====== Supplied records
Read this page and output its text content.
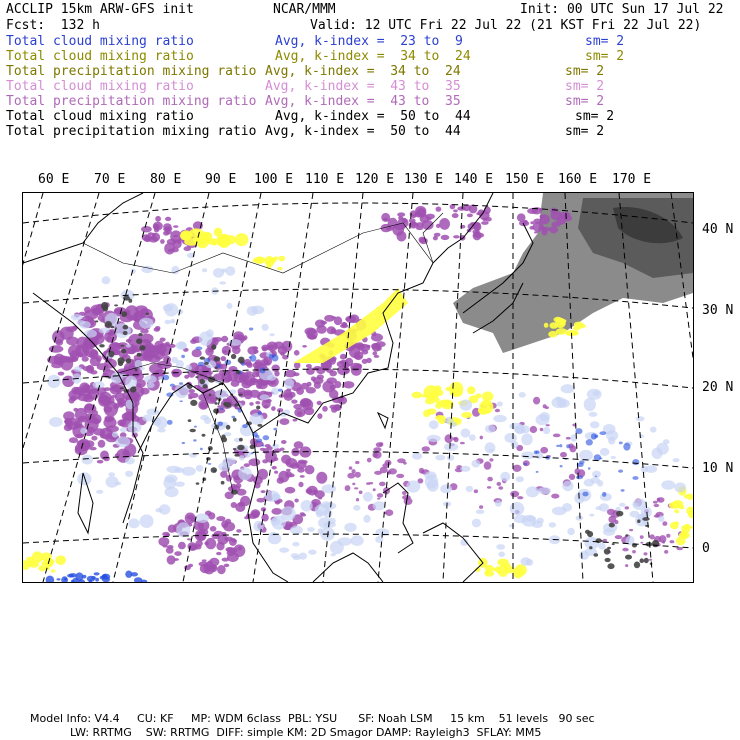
ACCLIP 15km ARW-GFS init	NCAR/MMM	Init: 00 UTC Sun 17 Jul 22
Fcst:  132 h	Valid: 12 UTC Fri 22 Jul 22 (21 KST Fri 22 Jul 22)
Total cloud mixing ratio	Avg, k-index =  23 to  9	sm= 2
Total cloud mixing ratio	Avg, k-index =  34 to  24	sm= 2
Total precipitation mixing ratio Avg, k-index =  34 to  24	sm= 2
Total cloud mixing ratio	Avg, k-index =  43 to  35	sm= 2
Total precipitation mixing ratio Avg, k-index =  43 to  35	sm= 2
Total cloud mixing ratio	Avg, k-index =  50 to  44	sm= 2
Total precipitation mixing ratio Avg, k-index =  50 to  44	sm= 2
60 E 70 E 80 E 90 E 100 E 110 E 120 E 130 E 140 E 150 E 160 E 170 E
40 N
30 N
20 N
10 N
0
Model Info: V4.4     CU: KF     MP: WDM 6class  PBL: YSU      SF: Noah LSM     15 km    51 levels   90 sec
LW: RRTMG    SW: RRTMG  DIFF: simple KM: 2D Smagor DAMP: Rayleigh3  SFLAY: MM5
============
All entries are to be retyped exactly. Omit any embedded images.

Exercise result.
Read this page and output its text content.
ACCLIP 15km ARW-GFS init	NCAR/MMM	Init: 00 UTC Sun 17 Jul 22
Fcst:  132 h	Valid: 12 UTC Fri 22 Jul 22 (21 KST Fri 22 Jul 22)
Total cloud mixing ratio	Avg, k-index =  23 to  9	sm= 2
Total cloud mixing ratio	Avg, k-index =  34 to  24	sm= 2
Total precipitation mixing ratio Avg, k-index =  34 to  24	sm= 2
Total cloud mixing ratio	Avg, k-index =  43 to  35	sm= 2
Total precipitation mixing ratio Avg, k-index =  43 to  35	sm= 2
Total cloud mixing ratio	Avg, k-index =  50 to  44	sm= 2
Total precipitation mixing ratio Avg, k-index =  50 to  44	sm= 2
60 E 70 E 80 E 90 E 100 E 110 E 120 E 130 E 140 E 150 E 160 E 170 E
40 N
30 N
20 N
10 N
0
Model Info: V4.4     CU: KF     MP: WDM 6class  PBL: YSU      SF: Noah LSM     15 km    51 levels   90 sec
LW: RRTMG    SW: RRTMG  DIFF: simple KM: 2D Smagor DAMP: Rayleigh3  SFLAY: MM5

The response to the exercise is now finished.